**Challenge:** Update the listing below so that every "toc-leader" becomes "leader-line" and all other text stays unchanged. Leave the pictures out of your answer.

**Element and region data:**
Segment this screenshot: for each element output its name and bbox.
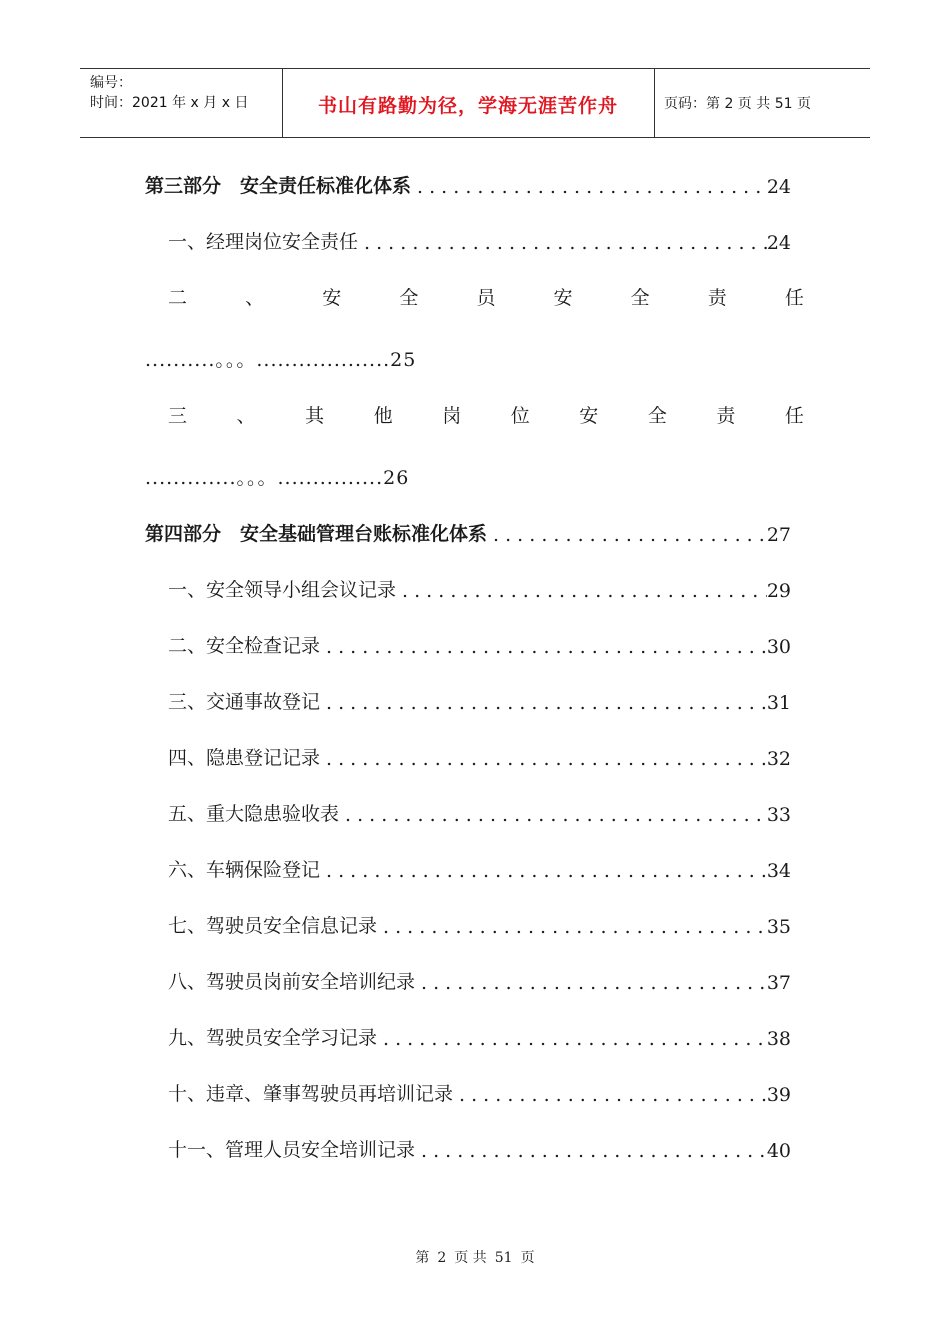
toc-leader [415,972,767,994]
toc-entry-title: 九、驾驶员安全学习记录 [168,1027,378,1049]
footer-total-pages: 51 [494,1250,513,1266]
toc-leader [377,1028,767,1050]
toc-char: 全 [399,287,419,309]
toc-entry-title: 三、交通事故登记 [168,691,321,713]
footer-suffix: 页 [520,1250,535,1266]
toc-entry-page: 34 [766,860,791,882]
toc-item-spread[interactable] [168,398,804,428]
footer-mid: 页 共 [454,1250,487,1266]
toc-char: 责 [716,405,736,427]
toc-leader [320,636,767,658]
footer-current-page: 2 [437,1250,447,1266]
toc-continuation: ..........。。。...................25 [145,349,417,371]
toc-leader [377,916,767,938]
toc-entry-title: 第四部分 安全基础管理台账标准化体系 [145,523,488,545]
toc-item[interactable] [168,684,791,714]
motto: 书山有路勤为径，学海无涯苦作舟 [317,95,618,117]
toc-entry-page: 32 [766,748,791,770]
toc-item[interactable] [168,1132,791,1162]
toc-item[interactable] [168,796,791,826]
toc-char: 安 [579,405,599,427]
toc-item[interactable] [168,964,791,994]
toc-char: 他 [373,405,393,427]
toc-char: 、 [236,405,256,427]
toc-char: 全 [647,405,667,427]
toc-entry-title: 十、违章、肇事驾驶员再培训记录 [168,1083,454,1105]
toc-char: 二 [168,287,188,309]
toc-char: 、 [245,287,265,309]
toc-entry-page: 29 [766,580,791,602]
toc-char: 位 [510,405,530,427]
toc-entry-title: 二、安全检查记录 [168,635,321,657]
toc-item[interactable] [168,740,791,770]
toc-continuation: .............。。。...............26 [145,467,410,489]
toc-char: 员 [476,287,496,309]
toc-entry-title: 六、车辆保险登记 [168,859,321,881]
footer-prefix: 第 [415,1250,430,1266]
toc-leader [487,524,767,546]
toc-char: 责 [707,287,727,309]
date-label: 时间：2021 年 x 月 x 日 [90,95,249,111]
number-label: 编号： [90,75,132,91]
toc-entry-title: 第三部分 安全责任标准化体系 [145,175,412,197]
toc-item[interactable] [168,1020,791,1050]
toc-item[interactable] [168,572,791,602]
toc-leader [320,692,767,714]
toc-entry-title: 一、安全领导小组会议记录 [168,579,397,601]
toc-entry-title: 四、隐患登记记录 [168,747,321,769]
toc-leader [320,748,767,770]
toc-entry-page: 38 [766,1028,791,1050]
toc-leader [453,1084,767,1106]
toc-char: 三 [168,405,188,427]
toc-char: 全 [630,287,650,309]
toc-char: 安 [322,287,342,309]
toc-entry-page: 37 [766,972,791,994]
toc-char: 任 [784,405,804,427]
toc-leader [411,176,767,198]
toc-char: 其 [305,405,325,427]
toc-part-4[interactable] [145,516,791,546]
toc-entry-title: 八、驾驶员岗前安全培训纪录 [168,971,416,993]
toc-entry-page: 31 [766,692,791,714]
toc-entry-title: 七、驾驶员安全信息记录 [168,915,378,937]
toc-entry-page: 24 [766,176,791,198]
toc-leader [396,580,767,602]
page-footer [0,1247,950,1267]
toc-leader [320,860,767,882]
toc-part-3[interactable] [145,168,791,198]
page-label: 页码：第 2 页 共 51 页 [664,96,811,112]
toc-entry-page: 30 [766,636,791,658]
toc-item[interactable] [168,224,791,254]
toc-item[interactable] [168,852,791,882]
toc-entry-title: 十一、管理人员安全培训记录 [168,1139,416,1161]
toc-entry-title: 一、经理岗位安全责任 [168,231,359,253]
toc-leader [358,232,767,254]
toc-item-spread[interactable] [168,280,804,310]
toc-entry-page: 24 [766,232,791,254]
toc-entry-page: 33 [766,804,791,826]
toc-entry-title: 五、重大隐患验收表 [168,803,340,825]
toc-entry-page: 27 [766,524,791,546]
toc-char: 岗 [442,405,462,427]
toc-item[interactable] [168,628,791,658]
toc-char: 安 [553,287,573,309]
toc-leader [415,1140,767,1162]
toc-entry-page: 35 [766,916,791,938]
toc-item[interactable] [168,908,791,938]
toc-char: 任 [784,287,804,309]
toc-item[interactable] [168,1076,791,1106]
toc-entry-page: 40 [766,1140,791,1162]
toc-leader [339,804,767,826]
toc-entry-page: 39 [766,1084,791,1106]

**Task solution:**
Segment this screenshot: for each element output its name and bbox.
leader-line [415,972,767,994]
toc-entry-title: 九、驾驶员安全学习记录 [168,1027,378,1049]
footer-total-pages: 51 [494,1250,513,1266]
leader-line [377,1028,767,1050]
toc-char: 全 [399,287,419,309]
toc-entry-title: 三、交通事故登记 [168,691,321,713]
footer-suffix: 页 [520,1250,535,1266]
toc-entry-page: 34 [766,860,791,882]
toc-item-spread[interactable] [168,398,804,428]
footer-mid: 页 共 [454,1250,487,1266]
toc-char: 责 [716,405,736,427]
leader-line [320,636,767,658]
footer-current-page: 2 [437,1250,447,1266]
toc-continuation: ..........。。。...................25 [145,349,417,371]
leader-line [377,916,767,938]
toc-entry-title: 第四部分 安全基础管理台账标准化体系 [145,523,488,545]
toc-item[interactable] [168,684,791,714]
motto: 书山有路勤为径，学海无涯苦作舟 [317,95,618,117]
toc-entry-page: 32 [766,748,791,770]
toc-item[interactable] [168,1132,791,1162]
toc-item[interactable] [168,796,791,826]
toc-char: 安 [579,405,599,427]
toc-item[interactable] [168,964,791,994]
toc-char: 他 [373,405,393,427]
toc-char: 、 [236,405,256,427]
toc-char: 全 [647,405,667,427]
toc-entry-title: 十、违章、肇事驾驶员再培训记录 [168,1083,454,1105]
toc-char: 二 [168,287,188,309]
toc-char: 、 [245,287,265,309]
toc-entry-page: 29 [766,580,791,602]
toc-char: 位 [510,405,530,427]
toc-entry-title: 二、安全检查记录 [168,635,321,657]
toc-item[interactable] [168,740,791,770]
toc-continuation: .............。。。...............26 [145,467,410,489]
toc-char: 员 [476,287,496,309]
toc-entry-title: 六、车辆保险登记 [168,859,321,881]
footer-prefix: 第 [415,1250,430,1266]
leader-line [487,524,767,546]
toc-char: 责 [707,287,727,309]
date-label: 时间：2021 年 x 月 x 日 [90,95,249,111]
number-label: 编号： [90,75,132,91]
toc-entry-title: 第三部分 安全责任标准化体系 [145,175,412,197]
toc-item[interactable] [168,1020,791,1050]
toc-item[interactable] [168,572,791,602]
leader-line [320,692,767,714]
toc-entry-title: 一、安全领导小组会议记录 [168,579,397,601]
toc-entry-title: 四、隐患登记记录 [168,747,321,769]
leader-line [320,748,767,770]
toc-entry-page: 38 [766,1028,791,1050]
leader-line [453,1084,767,1106]
toc-char: 三 [168,405,188,427]
toc-char: 全 [630,287,650,309]
toc-char: 安 [322,287,342,309]
toc-entry-page: 37 [766,972,791,994]
toc-char: 任 [784,405,804,427]
leader-line [411,176,767,198]
toc-char: 其 [305,405,325,427]
toc-part-4[interactable] [145,516,791,546]
toc-entry-title: 八、驾驶员岗前安全培训纪录 [168,971,416,993]
toc-entry-page: 31 [766,692,791,714]
toc-entry-title: 七、驾驶员安全信息记录 [168,915,378,937]
toc-entry-page: 24 [766,176,791,198]
leader-line [396,580,767,602]
page-footer [0,1247,950,1267]
leader-line [320,860,767,882]
toc-part-3[interactable] [145,168,791,198]
page-label: 页码：第 2 页 共 51 页 [664,96,811,112]
toc-entry-page: 30 [766,636,791,658]
toc-item[interactable] [168,224,791,254]
toc-item[interactable] [168,852,791,882]
toc-entry-title: 十一、管理人员安全培训记录 [168,1139,416,1161]
toc-entry-title: 一、经理岗位安全责任 [168,231,359,253]
leader-line [358,232,767,254]
toc-item-spread[interactable] [168,280,804,310]
toc-entry-page: 24 [766,232,791,254]
toc-entry-page: 33 [766,804,791,826]
toc-entry-title: 五、重大隐患验收表 [168,803,340,825]
toc-entry-page: 27 [766,524,791,546]
toc-char: 岗 [442,405,462,427]
toc-item[interactable] [168,628,791,658]
toc-char: 安 [553,287,573,309]
leader-line [415,1140,767,1162]
toc-entry-page: 35 [766,916,791,938]
toc-item[interactable] [168,908,791,938]
toc-char: 任 [784,287,804,309]
toc-item[interactable] [168,1076,791,1106]
toc-entry-page: 40 [766,1140,791,1162]
leader-line [339,804,767,826]
toc-entry-page: 39 [766,1084,791,1106]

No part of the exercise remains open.